→ Dataset records
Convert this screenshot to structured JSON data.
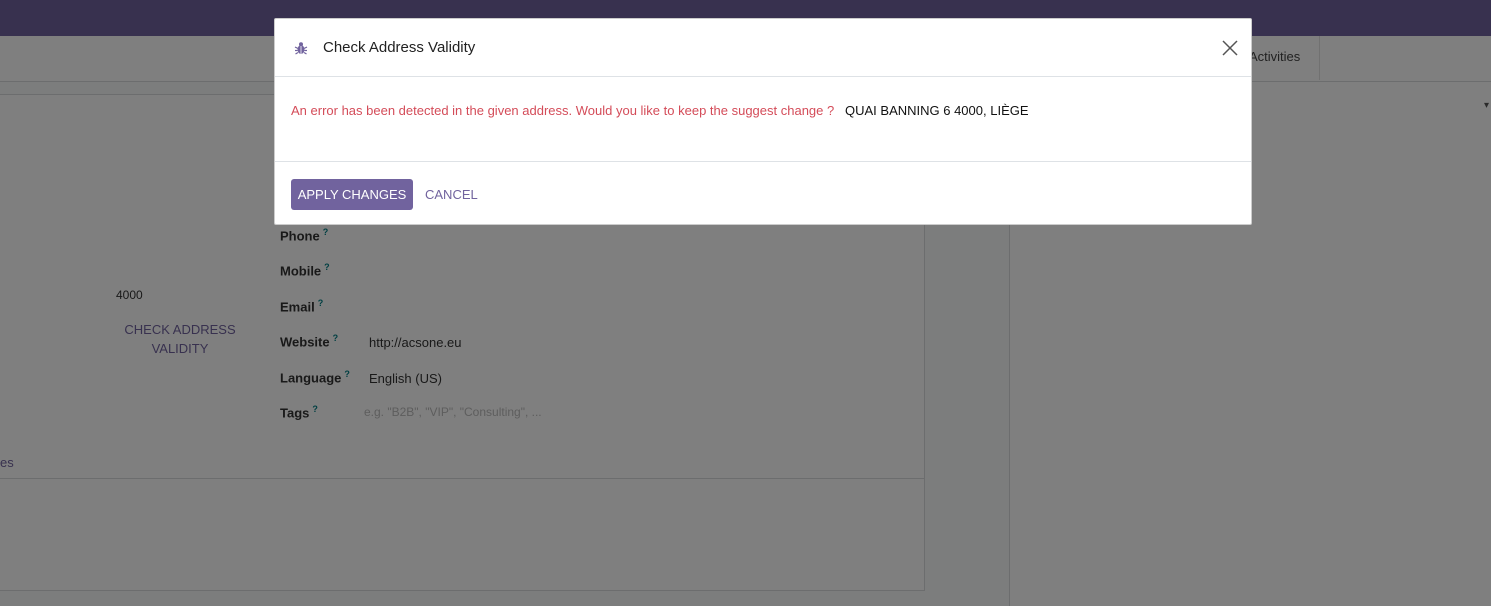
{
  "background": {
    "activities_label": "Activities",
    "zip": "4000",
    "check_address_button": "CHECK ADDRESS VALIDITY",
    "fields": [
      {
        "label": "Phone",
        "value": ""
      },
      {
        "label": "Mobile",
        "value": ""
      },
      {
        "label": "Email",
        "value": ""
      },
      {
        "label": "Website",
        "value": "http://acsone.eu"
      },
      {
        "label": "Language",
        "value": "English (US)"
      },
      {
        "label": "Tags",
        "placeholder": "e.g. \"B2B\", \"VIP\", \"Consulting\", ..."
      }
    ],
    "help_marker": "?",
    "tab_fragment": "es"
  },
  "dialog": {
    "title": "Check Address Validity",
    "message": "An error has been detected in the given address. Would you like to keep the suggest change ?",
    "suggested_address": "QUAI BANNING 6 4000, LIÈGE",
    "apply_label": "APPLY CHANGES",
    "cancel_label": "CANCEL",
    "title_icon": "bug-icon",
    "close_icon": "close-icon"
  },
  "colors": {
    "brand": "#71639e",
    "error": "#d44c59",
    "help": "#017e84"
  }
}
--
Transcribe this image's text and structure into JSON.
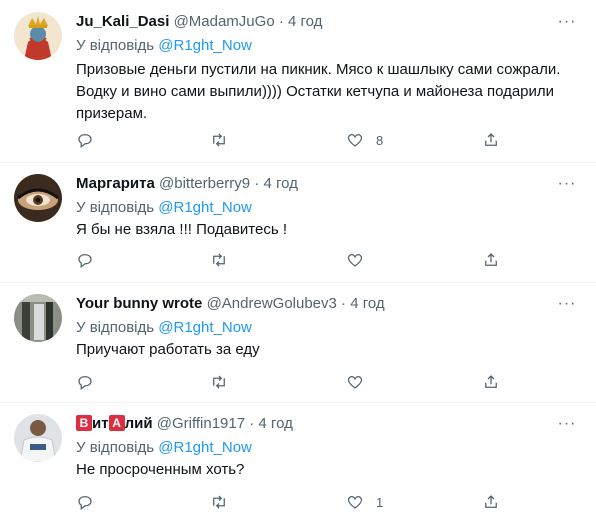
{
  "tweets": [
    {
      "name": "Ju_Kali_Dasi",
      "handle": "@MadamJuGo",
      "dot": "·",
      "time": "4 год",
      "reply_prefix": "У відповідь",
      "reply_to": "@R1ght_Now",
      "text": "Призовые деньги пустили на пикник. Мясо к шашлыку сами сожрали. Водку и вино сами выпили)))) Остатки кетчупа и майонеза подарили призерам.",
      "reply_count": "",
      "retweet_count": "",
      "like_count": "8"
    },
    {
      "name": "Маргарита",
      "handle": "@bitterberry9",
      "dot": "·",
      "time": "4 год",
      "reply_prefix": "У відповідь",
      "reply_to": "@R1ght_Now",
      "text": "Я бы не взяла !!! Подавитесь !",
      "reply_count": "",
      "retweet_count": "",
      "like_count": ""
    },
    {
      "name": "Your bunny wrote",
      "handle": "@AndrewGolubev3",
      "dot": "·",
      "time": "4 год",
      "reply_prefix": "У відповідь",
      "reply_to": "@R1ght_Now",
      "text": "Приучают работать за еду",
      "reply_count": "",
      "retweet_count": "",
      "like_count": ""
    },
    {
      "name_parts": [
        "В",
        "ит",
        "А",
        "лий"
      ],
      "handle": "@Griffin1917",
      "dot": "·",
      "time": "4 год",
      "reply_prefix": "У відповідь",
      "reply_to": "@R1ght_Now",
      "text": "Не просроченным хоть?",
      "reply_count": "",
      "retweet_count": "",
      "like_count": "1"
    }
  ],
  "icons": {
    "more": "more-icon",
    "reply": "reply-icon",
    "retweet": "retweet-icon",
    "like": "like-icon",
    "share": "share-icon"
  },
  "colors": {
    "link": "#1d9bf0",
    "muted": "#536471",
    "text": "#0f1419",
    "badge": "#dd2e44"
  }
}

→ Task
Reply with one number only: the count of lines in the entries that contain "handle".

→ The answer
4